The one or more substrate layers 102 may be fabricated from a material compliant with the OSU 65/65 rate of heat release test and/or may be coated with a material compliant with the OSU 65/65 rate of heat release test. For example, the one or more substrate layers 102 may include or be coated (e.g., be chemically treated) with a selected fire-resistant and/or fire-retardant material or chemical configured to burn off oxygen, to address the oxygen side of the fire triangle.

The veneer product 100 may include one or more thermally-conductive layers 104. The one or more thermally-conductive layers 104 may be fabricated from a metal, a metalloid, and/or a non-metal. For example, the metal, a metalloid, and/or a non-metal may include, but are not limited to, an elemental metal, metalloid, or non-metal layer; a metal compound, a metalloid compound, or non-metal compound layer; or the like. For instance, the metal, metalloid, or non-metal may include an aluminum layer, a copper layer, a graphite layer, or other metal, metalloid, or non-metal layer. The one or more thermally-conductive layers 104 may be positioned or disposed on the one or more substrate layers 102 along the axis of the direction of build in the veneer product 100.

The one or more thermally-conductive layers 104 may be fabricated from a material compliant with the OSU 65/65 rate of heat release test and/or may be coated with a material compliant with the OSU 65/65 rate of heat release test, where the material may be selected to address the heat side of the fire triangle by drawing heat away from the heat source (e.g., the open flame) to reduce damage being done. For example, the one or more thermally-conductive layers 104 may include an aluminum layer By way of another example, the one or more thermally-conductive layers 104 may include a first sublayer or central layer of a first metal, metalloid, or non-metal and at least a second sublayer layer or plating layer of at least a second metal, metalloid, or non-metal.

It is noted herein the one or more thermally-conductive layers 104 may be configured to be a secondary substrate for the veneer product 100, in addition to the one or more substrate layers 102). For example, where the one or more thermally-conductive layers 104 includes an aluminum layer, the aluminum layer may have a thickness ranging from 0.005 inches to 0.025 inches. An aluminum layer having this range of thickness may provide sufficient thermal conductivity of a heat source and slow a rate of heat release. In contrast, most veneer products do not include a thermally-conductive substrate only include a thinner aluminum (e.g., ranging from 0.001 inches to 0.003 inches, as found in products intended to pass only the FAR 12/60 rate of heat release test, as described below), which may not result in passing the OSU 65/65 rate of heat release test. Therefore, the description should not be interpreted as a limitation on the scope of the disclosure but merely an illustration.

INFORMATION GIVEN:
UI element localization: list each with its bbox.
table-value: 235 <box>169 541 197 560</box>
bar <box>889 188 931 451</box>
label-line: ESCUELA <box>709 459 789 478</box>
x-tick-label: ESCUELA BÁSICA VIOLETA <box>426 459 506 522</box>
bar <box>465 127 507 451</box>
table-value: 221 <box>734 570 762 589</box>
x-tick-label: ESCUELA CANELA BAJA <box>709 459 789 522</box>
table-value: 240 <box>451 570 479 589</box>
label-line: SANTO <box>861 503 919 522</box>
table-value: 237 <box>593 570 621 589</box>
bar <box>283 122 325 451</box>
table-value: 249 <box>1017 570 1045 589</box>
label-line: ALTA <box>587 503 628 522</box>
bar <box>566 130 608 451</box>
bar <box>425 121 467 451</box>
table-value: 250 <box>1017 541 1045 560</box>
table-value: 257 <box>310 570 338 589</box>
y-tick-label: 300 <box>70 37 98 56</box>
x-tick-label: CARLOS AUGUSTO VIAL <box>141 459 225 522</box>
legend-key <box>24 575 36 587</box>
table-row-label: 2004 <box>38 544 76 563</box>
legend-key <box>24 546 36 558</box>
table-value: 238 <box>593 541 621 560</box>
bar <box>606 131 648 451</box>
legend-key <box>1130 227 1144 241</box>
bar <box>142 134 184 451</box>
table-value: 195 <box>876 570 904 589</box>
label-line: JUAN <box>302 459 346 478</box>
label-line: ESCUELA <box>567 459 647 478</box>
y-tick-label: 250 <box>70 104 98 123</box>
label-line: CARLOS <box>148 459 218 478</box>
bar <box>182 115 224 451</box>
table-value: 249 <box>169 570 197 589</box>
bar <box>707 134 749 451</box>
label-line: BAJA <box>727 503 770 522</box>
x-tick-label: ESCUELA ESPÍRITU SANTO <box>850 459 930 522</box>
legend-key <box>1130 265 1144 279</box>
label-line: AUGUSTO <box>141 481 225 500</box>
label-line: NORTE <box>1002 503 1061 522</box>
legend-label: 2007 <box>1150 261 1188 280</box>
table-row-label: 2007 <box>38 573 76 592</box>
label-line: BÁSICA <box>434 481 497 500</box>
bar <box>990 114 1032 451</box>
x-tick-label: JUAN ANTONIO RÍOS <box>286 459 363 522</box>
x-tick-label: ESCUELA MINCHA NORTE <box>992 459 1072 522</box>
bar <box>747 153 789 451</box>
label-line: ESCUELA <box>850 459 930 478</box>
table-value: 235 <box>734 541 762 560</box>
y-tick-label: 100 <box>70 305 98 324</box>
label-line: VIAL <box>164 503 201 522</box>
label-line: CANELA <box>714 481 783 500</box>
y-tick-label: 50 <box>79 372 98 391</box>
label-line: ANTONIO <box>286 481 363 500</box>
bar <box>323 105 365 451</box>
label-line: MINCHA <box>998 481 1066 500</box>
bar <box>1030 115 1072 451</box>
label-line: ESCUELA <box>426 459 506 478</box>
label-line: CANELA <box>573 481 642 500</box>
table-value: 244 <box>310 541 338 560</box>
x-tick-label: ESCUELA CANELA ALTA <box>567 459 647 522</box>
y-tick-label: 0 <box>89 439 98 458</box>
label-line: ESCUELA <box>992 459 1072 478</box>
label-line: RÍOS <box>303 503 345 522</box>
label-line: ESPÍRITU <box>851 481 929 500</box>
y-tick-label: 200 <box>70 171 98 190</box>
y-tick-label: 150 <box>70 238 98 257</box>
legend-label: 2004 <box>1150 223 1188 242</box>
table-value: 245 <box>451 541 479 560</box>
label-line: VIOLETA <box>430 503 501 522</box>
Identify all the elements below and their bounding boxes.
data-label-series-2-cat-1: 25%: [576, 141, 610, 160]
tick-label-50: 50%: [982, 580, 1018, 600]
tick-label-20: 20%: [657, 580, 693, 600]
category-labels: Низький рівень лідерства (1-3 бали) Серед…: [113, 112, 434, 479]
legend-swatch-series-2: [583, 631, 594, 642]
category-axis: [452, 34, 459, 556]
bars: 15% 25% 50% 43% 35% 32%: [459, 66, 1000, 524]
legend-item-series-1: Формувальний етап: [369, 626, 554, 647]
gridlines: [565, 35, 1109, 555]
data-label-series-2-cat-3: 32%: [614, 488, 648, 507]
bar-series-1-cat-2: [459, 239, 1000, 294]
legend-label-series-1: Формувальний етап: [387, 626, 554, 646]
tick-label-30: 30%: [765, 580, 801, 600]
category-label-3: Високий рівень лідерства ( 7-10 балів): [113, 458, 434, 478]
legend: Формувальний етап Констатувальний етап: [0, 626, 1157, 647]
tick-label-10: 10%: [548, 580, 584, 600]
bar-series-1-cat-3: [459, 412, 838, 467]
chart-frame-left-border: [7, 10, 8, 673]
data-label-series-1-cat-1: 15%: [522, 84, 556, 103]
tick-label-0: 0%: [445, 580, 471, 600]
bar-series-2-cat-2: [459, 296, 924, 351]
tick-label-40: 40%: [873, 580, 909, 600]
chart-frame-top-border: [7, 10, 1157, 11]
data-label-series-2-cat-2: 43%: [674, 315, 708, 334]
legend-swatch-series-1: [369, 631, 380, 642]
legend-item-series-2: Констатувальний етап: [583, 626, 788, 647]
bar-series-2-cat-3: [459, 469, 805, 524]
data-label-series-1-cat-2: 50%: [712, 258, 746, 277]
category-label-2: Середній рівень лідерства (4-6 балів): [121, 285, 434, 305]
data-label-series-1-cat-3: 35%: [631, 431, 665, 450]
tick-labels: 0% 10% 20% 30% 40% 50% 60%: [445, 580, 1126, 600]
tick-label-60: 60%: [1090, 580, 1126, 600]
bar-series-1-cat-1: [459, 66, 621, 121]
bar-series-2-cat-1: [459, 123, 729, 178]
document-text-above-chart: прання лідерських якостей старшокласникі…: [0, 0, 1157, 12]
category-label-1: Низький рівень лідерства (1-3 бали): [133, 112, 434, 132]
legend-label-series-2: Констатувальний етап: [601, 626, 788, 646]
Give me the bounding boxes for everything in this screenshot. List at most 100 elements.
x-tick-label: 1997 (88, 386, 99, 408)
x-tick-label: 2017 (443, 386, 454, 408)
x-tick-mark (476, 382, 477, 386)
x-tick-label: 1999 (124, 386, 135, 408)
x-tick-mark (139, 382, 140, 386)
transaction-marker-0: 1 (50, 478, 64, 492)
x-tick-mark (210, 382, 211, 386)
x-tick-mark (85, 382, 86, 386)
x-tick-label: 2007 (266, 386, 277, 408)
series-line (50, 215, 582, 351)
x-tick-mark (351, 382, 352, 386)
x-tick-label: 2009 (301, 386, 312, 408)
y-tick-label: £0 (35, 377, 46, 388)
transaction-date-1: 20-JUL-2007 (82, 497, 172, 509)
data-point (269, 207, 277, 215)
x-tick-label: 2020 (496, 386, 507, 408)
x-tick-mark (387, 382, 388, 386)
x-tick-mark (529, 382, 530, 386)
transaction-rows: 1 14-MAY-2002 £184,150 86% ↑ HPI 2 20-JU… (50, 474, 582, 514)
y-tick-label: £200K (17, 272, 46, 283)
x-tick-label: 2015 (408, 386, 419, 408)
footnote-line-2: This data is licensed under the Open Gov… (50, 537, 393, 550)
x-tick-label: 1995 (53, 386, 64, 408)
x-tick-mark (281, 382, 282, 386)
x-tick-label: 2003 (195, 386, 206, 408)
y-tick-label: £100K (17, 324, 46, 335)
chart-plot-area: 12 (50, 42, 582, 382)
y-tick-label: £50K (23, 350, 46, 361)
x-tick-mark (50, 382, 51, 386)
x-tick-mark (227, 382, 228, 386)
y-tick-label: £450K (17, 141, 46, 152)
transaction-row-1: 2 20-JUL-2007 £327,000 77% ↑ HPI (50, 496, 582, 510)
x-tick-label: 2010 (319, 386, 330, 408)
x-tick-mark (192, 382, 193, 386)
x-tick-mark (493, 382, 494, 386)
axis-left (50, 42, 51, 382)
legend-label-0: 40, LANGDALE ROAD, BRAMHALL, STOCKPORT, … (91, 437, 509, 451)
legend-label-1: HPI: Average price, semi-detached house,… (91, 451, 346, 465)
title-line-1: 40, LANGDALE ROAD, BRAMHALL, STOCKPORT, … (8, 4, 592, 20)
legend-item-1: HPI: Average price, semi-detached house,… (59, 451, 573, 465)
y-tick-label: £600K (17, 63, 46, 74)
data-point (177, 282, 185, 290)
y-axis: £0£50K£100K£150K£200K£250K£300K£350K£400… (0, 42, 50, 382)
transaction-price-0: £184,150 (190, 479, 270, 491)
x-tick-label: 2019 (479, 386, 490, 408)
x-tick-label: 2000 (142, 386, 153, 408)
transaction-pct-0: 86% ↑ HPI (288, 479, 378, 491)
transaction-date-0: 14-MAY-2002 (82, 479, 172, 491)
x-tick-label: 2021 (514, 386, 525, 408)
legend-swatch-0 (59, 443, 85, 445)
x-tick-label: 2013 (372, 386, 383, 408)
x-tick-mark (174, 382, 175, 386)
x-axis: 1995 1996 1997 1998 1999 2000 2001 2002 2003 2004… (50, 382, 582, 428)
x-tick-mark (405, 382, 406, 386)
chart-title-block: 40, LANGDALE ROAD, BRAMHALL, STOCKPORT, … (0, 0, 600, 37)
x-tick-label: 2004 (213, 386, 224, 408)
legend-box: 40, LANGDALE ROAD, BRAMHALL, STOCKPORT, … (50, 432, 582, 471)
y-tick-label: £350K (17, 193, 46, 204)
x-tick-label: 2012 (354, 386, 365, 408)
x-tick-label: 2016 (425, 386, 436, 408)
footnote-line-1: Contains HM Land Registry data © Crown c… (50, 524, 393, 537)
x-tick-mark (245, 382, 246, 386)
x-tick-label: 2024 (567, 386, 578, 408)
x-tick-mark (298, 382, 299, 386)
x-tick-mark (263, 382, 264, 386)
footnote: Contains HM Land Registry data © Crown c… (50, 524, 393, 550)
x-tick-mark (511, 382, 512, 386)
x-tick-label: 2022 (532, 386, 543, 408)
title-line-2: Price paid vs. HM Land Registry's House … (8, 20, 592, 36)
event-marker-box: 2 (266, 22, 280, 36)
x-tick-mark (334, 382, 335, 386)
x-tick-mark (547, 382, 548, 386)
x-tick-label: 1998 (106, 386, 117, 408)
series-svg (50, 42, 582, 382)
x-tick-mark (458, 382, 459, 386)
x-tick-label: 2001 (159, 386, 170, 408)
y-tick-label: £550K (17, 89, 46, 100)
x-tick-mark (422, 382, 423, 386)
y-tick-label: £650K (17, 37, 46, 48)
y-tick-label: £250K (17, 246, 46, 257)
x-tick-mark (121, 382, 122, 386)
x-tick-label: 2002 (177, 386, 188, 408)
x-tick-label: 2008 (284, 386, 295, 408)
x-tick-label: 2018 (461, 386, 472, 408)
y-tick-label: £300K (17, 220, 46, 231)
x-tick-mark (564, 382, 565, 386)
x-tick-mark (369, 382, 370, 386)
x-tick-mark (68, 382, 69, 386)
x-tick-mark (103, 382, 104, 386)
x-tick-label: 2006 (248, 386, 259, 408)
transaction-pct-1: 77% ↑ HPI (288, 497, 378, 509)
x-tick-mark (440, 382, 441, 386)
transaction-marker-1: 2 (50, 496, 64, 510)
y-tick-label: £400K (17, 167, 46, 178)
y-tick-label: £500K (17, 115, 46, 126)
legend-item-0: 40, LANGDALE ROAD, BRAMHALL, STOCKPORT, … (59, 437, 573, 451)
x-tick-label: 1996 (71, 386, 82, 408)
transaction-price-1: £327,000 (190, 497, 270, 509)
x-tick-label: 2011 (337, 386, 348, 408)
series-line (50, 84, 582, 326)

INSTRUCTIONS:
(1) In the veneer product text, what thickness range may an aluminum thermally-conductive layer have?
(2) Please continue the veneer product text from its last sentence.
The items come from a different source than the veneer product text.

RESULTS FOR EACH TASK:
(1) From 0.005 inches to 0.025 inches.

(2)
The veneer product 100 may include one or more adhesive layers 106. For example, the one or more adhesive layers 106 may include, but are not limited to, a contact adhesive (e.g., a contact cement, or the like). By way of another example, the one or more adhesive layers 106 may include, but are not limited to, a fire-resistant and/or fire-retardant adhesive film. The one or more adhesive layers 106 may be positioned between the one or more substrate layers 102 and the one or more thermally-conductive layers 104.

The one or more adhesive layers 106 may be fabricated with a material compliant with the OSU 65/65 rate of heat release test. For example, the one or more structural adhesive layers 106 may include or be coated (e.g., be chemically treated) with a selected fire-resistant and/or fire-retardant material or chemical configured to burn off oxygen, to address the oxygen side of the fire triangle.

The veneer product 100 may include one or more veneer layers 108. The one or more veneer layers 108 may include a particular wood color, design, grain width, and/or grain pattern. The one or more veneer layers 108 may be positioned or disposed on the one or more thermally-conductive layers 104 along the axis of the direction of build in the veneer product 100. At least some of the one or more veneer layers 108 may be cut from natural lumber. At least some of the one or more veneer layers 108 may be a composite veneer layer fabricated from a mixture.

The mixture may include wood product from one or more sources of raw wood material. For example, the raw wood material may include, but is not limited to, sawdust, wood shavings, wood pulp, or other wood product. By way of another example, the raw wood material may be generated from one or more different species of trees.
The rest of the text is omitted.